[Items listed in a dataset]
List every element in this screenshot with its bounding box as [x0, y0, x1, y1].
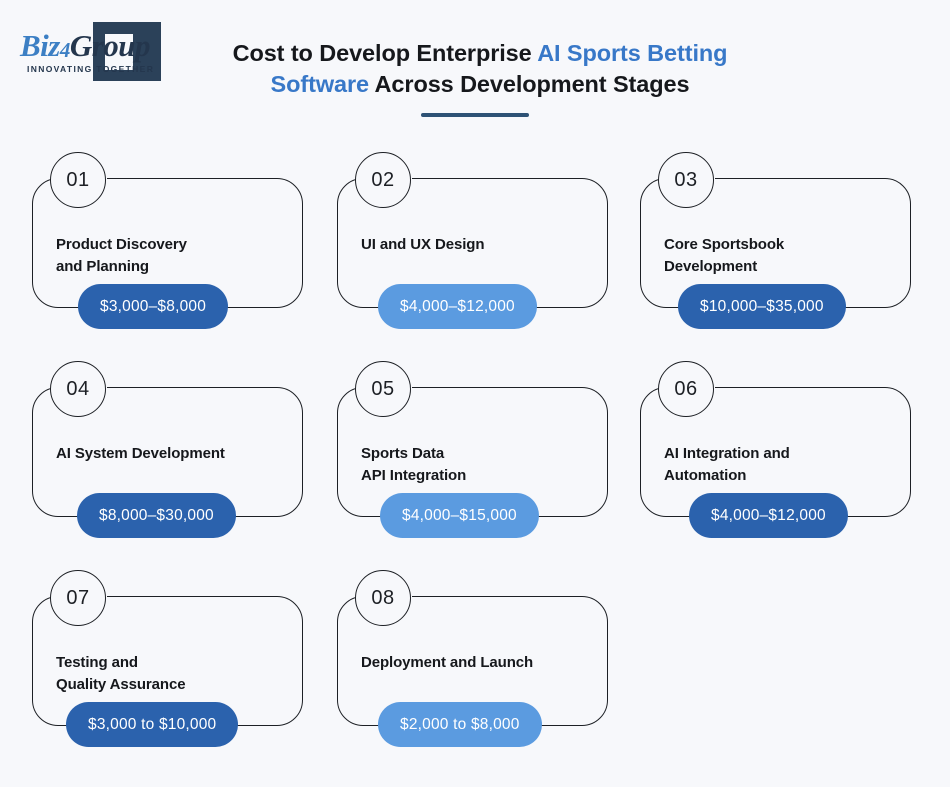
stage-price-badge[interactable]: $2,000 to $8,000	[378, 702, 542, 747]
stage-card[interactable]: 08 Deployment and Launch $2,000 to $8,00…	[337, 596, 608, 751]
stage-title: Sports Data API Integration	[361, 443, 591, 486]
stage-title: Product Discovery and Planning	[56, 234, 286, 277]
page-title: Cost to Develop Enterprise AI Sports Bet…	[200, 38, 760, 100]
stage-number-badge: 08	[355, 570, 411, 626]
stage-title: Deployment and Launch	[361, 652, 591, 674]
stage-price-badge[interactable]: $4,000–$12,000	[378, 284, 537, 329]
stage-card[interactable]: 03 Core Sportsbook Development $10,000–$…	[640, 178, 911, 333]
stage-title: UI and UX Design	[361, 234, 591, 256]
stage-price-badge[interactable]: $3,000 to $10,000	[66, 702, 238, 747]
stage-number-badge: 07	[50, 570, 106, 626]
stage-number-badge: 02	[355, 152, 411, 208]
stage-number-badge: 03	[658, 152, 714, 208]
page-title-line-2: Software Across Development Stages	[200, 69, 760, 100]
stage-card[interactable]: 01 Product Discovery and Planning $3,000…	[32, 178, 303, 333]
page-title-text-highlight-2: Software	[271, 71, 369, 97]
logo-word-biz: Biz	[20, 28, 60, 63]
logo-word-four: 4	[60, 38, 70, 62]
stage-title: Testing and Quality Assurance	[56, 652, 286, 695]
stage-card[interactable]: 04 AI System Development $8,000–$30,000	[32, 387, 303, 542]
page-title-text-plain-1: Cost to Develop Enterprise	[233, 40, 538, 66]
stage-title: Core Sportsbook Development	[664, 234, 894, 277]
logo-tagline: INNOVATING TOGETHER	[27, 64, 154, 74]
logo-word-group: Group	[70, 28, 150, 63]
stage-price-badge[interactable]: $4,000–$12,000	[689, 493, 848, 538]
stage-number-badge: 04	[50, 361, 106, 417]
logo-wordmark: Biz4Group	[20, 28, 140, 64]
stage-number-badge: 06	[658, 361, 714, 417]
stage-card[interactable]: 02 UI and UX Design $4,000–$12,000	[337, 178, 608, 333]
stage-price-badge[interactable]: $4,000–$15,000	[380, 493, 539, 538]
stage-number-badge: 01	[50, 152, 106, 208]
stage-title: AI Integration and Automation	[664, 443, 894, 486]
stage-price-badge[interactable]: $3,000–$8,000	[78, 284, 228, 329]
stage-title: AI System Development	[56, 443, 286, 465]
infographic-header: Biz4Group INNOVATING TOGETHER Cost to De…	[0, 0, 950, 135]
stage-card[interactable]: 05 Sports Data API Integration $4,000–$1…	[337, 387, 608, 542]
stage-price-badge[interactable]: $8,000–$30,000	[77, 493, 236, 538]
stage-number-badge: 05	[355, 361, 411, 417]
stage-card[interactable]: 06 AI Integration and Automation $4,000–…	[640, 387, 911, 542]
page-title-text-plain-2: Across Development Stages	[369, 71, 689, 97]
title-underline-rule	[421, 113, 529, 117]
stage-card[interactable]: 07 Testing and Quality Assurance $3,000 …	[32, 596, 303, 751]
page-title-text-highlight-1: AI Sports Betting	[537, 40, 727, 66]
stage-price-badge[interactable]: $10,000–$35,000	[678, 284, 846, 329]
biz4group-logo: Biz4Group INNOVATING TOGETHER	[20, 22, 165, 84]
page-title-line-1: Cost to Develop Enterprise AI Sports Bet…	[200, 38, 760, 69]
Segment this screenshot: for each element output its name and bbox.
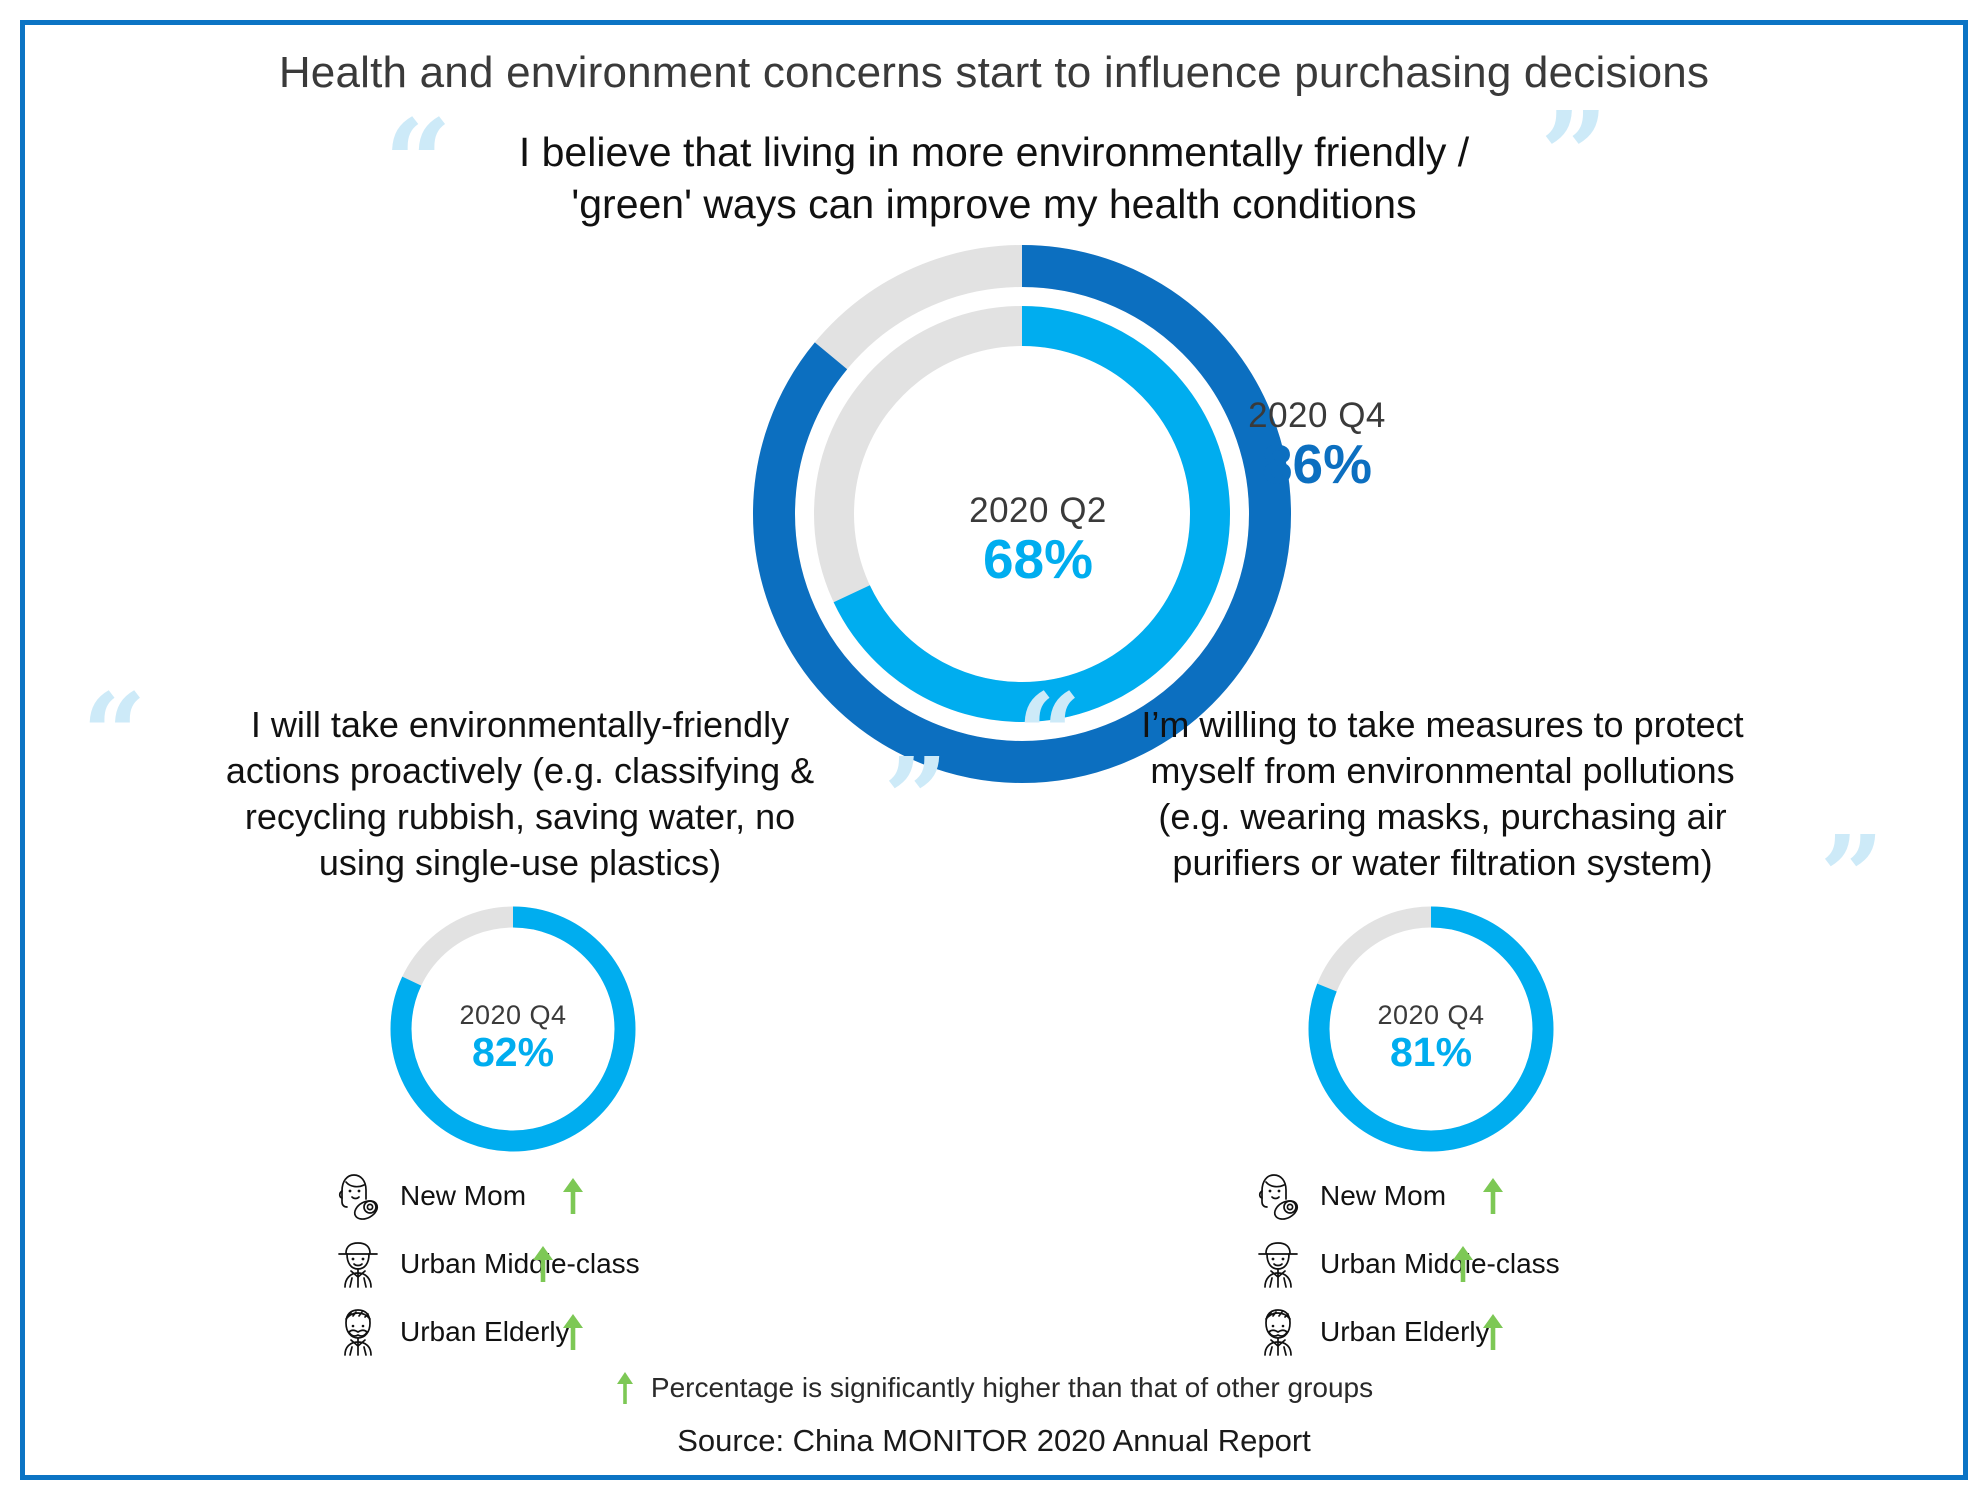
quote-text-bottom-left: I will take environmentally-friendly act… <box>170 702 870 886</box>
new-mom-icon <box>330 1166 386 1226</box>
bottom-left-donut-chart: 2020 Q4 82% <box>382 898 644 1160</box>
up-arrow-icon <box>530 1244 556 1284</box>
main-donut-inner-value: 68% <box>983 531 1093 589</box>
legend-row: Urban Middle-class <box>1250 1230 1670 1298</box>
legend-row: New Mom <box>330 1162 750 1230</box>
bottom-left-donut-period: 2020 Q4 <box>459 1000 566 1031</box>
main-donut-outer-value: 86% <box>1202 436 1432 494</box>
quote-block-top: “ ” I believe that living in more enviro… <box>394 126 1594 231</box>
legend-right: New Mom Urban Middle-class Urban Eld <box>1250 1162 1670 1366</box>
up-arrow-icon <box>530 1244 556 1284</box>
urban-middle-class-icon <box>1250 1234 1306 1294</box>
footnote-note-row: Percentage is significantly higher than … <box>615 1370 1373 1406</box>
legend-row: Urban Middle-class <box>330 1230 750 1298</box>
quote-block-bottom-right: “ ” I’m willing to take measures to prot… <box>1085 702 1800 886</box>
bottom-right-donut-value: 81% <box>1390 1031 1472 1074</box>
quote-open-icon: “ <box>82 680 146 792</box>
urban-middle-class-icon <box>330 1234 386 1294</box>
quote-close-icon: ” <box>1820 822 1884 934</box>
up-arrow-icon <box>560 1176 586 1216</box>
main-donut-inner-period: 2020 Q2 <box>969 491 1107 531</box>
footnote-note-text: Percentage is significantly higher than … <box>651 1372 1373 1404</box>
urban-elderly-icon <box>330 1302 386 1362</box>
up-arrow-icon <box>1480 1312 1506 1352</box>
bottom-left-donut-center-label: 2020 Q4 82% <box>382 906 644 1168</box>
page-title: Health and environment concerns start to… <box>0 48 1988 98</box>
up-arrow-icon <box>1480 1312 1506 1352</box>
legend-item-label: Urban Elderly <box>1320 1316 1490 1348</box>
new-mom-icon <box>1250 1166 1306 1226</box>
legend-row: Urban Elderly <box>330 1298 750 1366</box>
up-arrow-icon <box>1480 1176 1506 1216</box>
bottom-right-donut-chart: 2020 Q4 81% <box>1300 898 1562 1160</box>
legend-item-label: Urban Middle-class <box>1320 1248 1560 1280</box>
quote-open-icon: “ <box>1017 680 1081 792</box>
slide-canvas: Health and environment concerns start to… <box>0 0 1988 1500</box>
up-arrow-icon <box>615 1370 635 1406</box>
bottom-right-donut-period: 2020 Q4 <box>1377 1000 1484 1031</box>
up-arrow-icon <box>560 1312 586 1352</box>
up-arrow-icon <box>1450 1244 1476 1284</box>
up-arrow-icon <box>560 1312 586 1352</box>
legend-row: Urban Elderly <box>1250 1298 1670 1366</box>
legend-item-label: Urban Elderly <box>400 1316 570 1348</box>
bottom-right-donut-center-label: 2020 Q4 81% <box>1300 906 1562 1168</box>
up-arrow-icon <box>560 1176 586 1216</box>
up-arrow-icon <box>1450 1244 1476 1284</box>
quote-text-bottom-right: I’m willing to take measures to protect … <box>1085 702 1800 886</box>
legend-item-label: New Mom <box>400 1180 526 1212</box>
legend-item-label: Urban Middle-class <box>400 1248 640 1280</box>
main-donut-outer-label: 2020 Q4 86% <box>1202 396 1432 494</box>
footnote-source-text: Source: China MONITOR 2020 Annual Report <box>0 1423 1988 1459</box>
quote-text-top: I believe that living in more environmen… <box>394 126 1594 231</box>
bottom-left-donut-value: 82% <box>472 1031 554 1074</box>
legend-row: New Mom <box>1250 1162 1670 1230</box>
legend-item-label: New Mom <box>1320 1180 1446 1212</box>
quote-close-icon: ” <box>884 744 948 856</box>
up-arrow-icon <box>1480 1176 1506 1216</box>
main-donut-outer-period: 2020 Q4 <box>1202 396 1432 436</box>
urban-elderly-icon <box>1250 1302 1306 1362</box>
quote-block-bottom-left: “ ” I will take environmentally-friendly… <box>170 702 870 886</box>
footnote-block: Percentage is significantly higher than … <box>0 1370 1988 1459</box>
legend-left: New Mom Urban Middle-class Urban Eld <box>330 1162 750 1366</box>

▸ **Aim**:
Copy out every line of the rows above word for word, leaving out the pictures.

▸ **Correct answer**:
List every element in this screenshot with its bounding box as [x0, y0, x1, y1].
stage-price-badge[interactable]: $2,000 to $8,000	[378, 702, 542, 747]
stage-card[interactable]: 08 Deployment and Launch $2,000 to $8,00…	[337, 596, 608, 751]
stage-title: Sports Data API Integration	[361, 443, 591, 486]
stage-title: Product Discovery and Planning	[56, 234, 286, 277]
page-title: Cost to Develop Enterprise AI Sports Bet…	[200, 38, 760, 100]
stage-number-badge: 08	[355, 570, 411, 626]
stage-title: Deployment and Launch	[361, 652, 591, 674]
stage-price-badge[interactable]: $4,000–$12,000	[378, 284, 537, 329]
stage-card[interactable]: 03 Core Sportsbook Development $10,000–$…	[640, 178, 911, 333]
stage-title: UI and UX Design	[361, 234, 591, 256]
stage-price-badge[interactable]: $3,000 to $10,000	[66, 702, 238, 747]
stage-number-badge: 07	[50, 570, 106, 626]
stage-number-badge: 02	[355, 152, 411, 208]
stage-number-badge: 03	[658, 152, 714, 208]
page-title-line-2: Software Across Development Stages	[200, 69, 760, 100]
stage-card[interactable]: 01 Product Discovery and Planning $3,000…	[32, 178, 303, 333]
page-title-text-highlight-2: Software	[271, 71, 369, 97]
logo-word-biz: Biz	[20, 28, 60, 63]
logo-word-four: 4	[60, 38, 70, 62]
stage-title: Testing and Quality Assurance	[56, 652, 286, 695]
stage-card[interactable]: 04 AI System Development $8,000–$30,000	[32, 387, 303, 542]
page-title-text-plain-1: Cost to Develop Enterprise	[233, 40, 538, 66]
stage-title: Core Sportsbook Development	[664, 234, 894, 277]
logo-tagline: INNOVATING TOGETHER	[27, 64, 154, 74]
logo-word-group: Group	[70, 28, 150, 63]
stage-price-badge[interactable]: $4,000–$12,000	[689, 493, 848, 538]
stage-number-badge: 04	[50, 361, 106, 417]
logo-wordmark: Biz4Group	[20, 28, 140, 64]
stage-number-badge: 06	[658, 361, 714, 417]
stage-card[interactable]: 02 UI and UX Design $4,000–$12,000	[337, 178, 608, 333]
stage-price-badge[interactable]: $4,000–$15,000	[380, 493, 539, 538]
stage-number-badge: 01	[50, 152, 106, 208]
stage-title: AI Integration and Automation	[664, 443, 894, 486]
stage-price-badge[interactable]: $3,000–$8,000	[78, 284, 228, 329]
stage-title: AI System Development	[56, 443, 286, 465]
infographic-header: Biz4Group INNOVATING TOGETHER Cost to De…	[0, 0, 950, 135]
stage-card[interactable]: 05 Sports Data API Integration $4,000–$1…	[337, 387, 608, 542]
stage-price-badge[interactable]: $8,000–$30,000	[77, 493, 236, 538]
stage-number-badge: 05	[355, 361, 411, 417]
stage-card[interactable]: 06 AI Integration and Automation $4,000–…	[640, 387, 911, 542]
page-title-text-plain-2: Across Development Stages	[369, 71, 689, 97]
title-underline-rule	[421, 113, 529, 117]
stage-card[interactable]: 07 Testing and Quality Assurance $3,000 …	[32, 596, 303, 751]
page-title-text-highlight-1: AI Sports Betting	[537, 40, 727, 66]
stage-price-badge[interactable]: $10,000–$35,000	[678, 284, 846, 329]
biz4group-logo: Biz4Group INNOVATING TOGETHER	[20, 22, 165, 84]
page-title-line-1: Cost to Develop Enterprise AI Sports Bet…	[200, 38, 760, 69]
Segment this screenshot: for each element output its name and bbox.
quote-text-bottom-left: I will take environmentally-friendly act… <box>170 702 870 886</box>
new-mom-icon <box>330 1166 386 1226</box>
bottom-left-donut-chart: 2020 Q4 82% <box>382 898 644 1160</box>
up-arrow-icon <box>530 1244 556 1284</box>
main-donut-inner-value: 68% <box>983 531 1093 589</box>
legend-row: Urban Middle-class <box>1250 1230 1670 1298</box>
legend-row: New Mom <box>330 1162 750 1230</box>
bottom-left-donut-period: 2020 Q4 <box>459 1000 566 1031</box>
main-donut-outer-value: 86% <box>1202 436 1432 494</box>
quote-block-top: “ ” I believe that living in more enviro… <box>394 126 1594 231</box>
legend-right: New Mom Urban Middle-class Urban Eld <box>1250 1162 1670 1366</box>
up-arrow-icon <box>530 1244 556 1284</box>
urban-middle-class-icon <box>1250 1234 1306 1294</box>
footnote-note-row: Percentage is significantly higher than … <box>615 1370 1373 1406</box>
legend-row: Urban Middle-class <box>330 1230 750 1298</box>
quote-block-bottom-right: “ ” I’m willing to take measures to prot… <box>1085 702 1800 886</box>
bottom-right-donut-value: 81% <box>1390 1031 1472 1074</box>
quote-open-icon: “ <box>82 680 146 792</box>
urban-middle-class-icon <box>330 1234 386 1294</box>
quote-close-icon: ” <box>1820 822 1884 934</box>
up-arrow-icon <box>560 1176 586 1216</box>
main-donut-inner-period: 2020 Q2 <box>969 491 1107 531</box>
footnote-note-text: Percentage is significantly higher than … <box>651 1372 1373 1404</box>
urban-elderly-icon <box>330 1302 386 1362</box>
up-arrow-icon <box>1480 1312 1506 1352</box>
bottom-left-donut-center-label: 2020 Q4 82% <box>382 906 644 1168</box>
page-title: Health and environment concerns start to… <box>0 48 1988 98</box>
up-arrow-icon <box>1480 1312 1506 1352</box>
legend-item-label: Urban Elderly <box>1320 1316 1490 1348</box>
new-mom-icon <box>1250 1166 1306 1226</box>
legend-row: Urban Elderly <box>330 1298 750 1366</box>
up-arrow-icon <box>1480 1176 1506 1216</box>
bottom-right-donut-chart: 2020 Q4 81% <box>1300 898 1562 1160</box>
legend-item-label: Urban Middle-class <box>1320 1248 1560 1280</box>
quote-open-icon: “ <box>1017 680 1081 792</box>
slide-canvas: Health and environment concerns start to… <box>0 0 1988 1500</box>
up-arrow-icon <box>615 1370 635 1406</box>
bottom-right-donut-period: 2020 Q4 <box>1377 1000 1484 1031</box>
up-arrow-icon <box>560 1312 586 1352</box>
up-arrow-icon <box>1450 1244 1476 1284</box>
up-arrow-icon <box>560 1312 586 1352</box>
legend-row: Urban Elderly <box>1250 1298 1670 1366</box>
legend-item-label: Urban Elderly <box>400 1316 570 1348</box>
bottom-right-donut-center-label: 2020 Q4 81% <box>1300 906 1562 1168</box>
up-arrow-icon <box>560 1176 586 1216</box>
up-arrow-icon <box>1450 1244 1476 1284</box>
quote-text-bottom-right: I’m willing to take measures to protect … <box>1085 702 1800 886</box>
legend-item-label: New Mom <box>400 1180 526 1212</box>
legend-item-label: Urban Middle-class <box>400 1248 640 1280</box>
main-donut-outer-label: 2020 Q4 86% <box>1202 396 1432 494</box>
footnote-source-text: Source: China MONITOR 2020 Annual Report <box>0 1423 1988 1459</box>
quote-text-top: I believe that living in more environmen… <box>394 126 1594 231</box>
bottom-left-donut-value: 82% <box>472 1031 554 1074</box>
legend-row: New Mom <box>1250 1162 1670 1230</box>
legend-item-label: New Mom <box>1320 1180 1446 1212</box>
quote-close-icon: ” <box>884 744 948 856</box>
up-arrow-icon <box>1480 1176 1506 1216</box>
main-donut-outer-period: 2020 Q4 <box>1202 396 1432 436</box>
urban-elderly-icon <box>1250 1302 1306 1362</box>
quote-block-bottom-left: “ ” I will take environmentally-friendly… <box>170 702 870 886</box>
footnote-block: Percentage is significantly higher than … <box>0 1370 1988 1459</box>
legend-left: New Mom Urban Middle-class Urban Eld <box>330 1162 750 1366</box>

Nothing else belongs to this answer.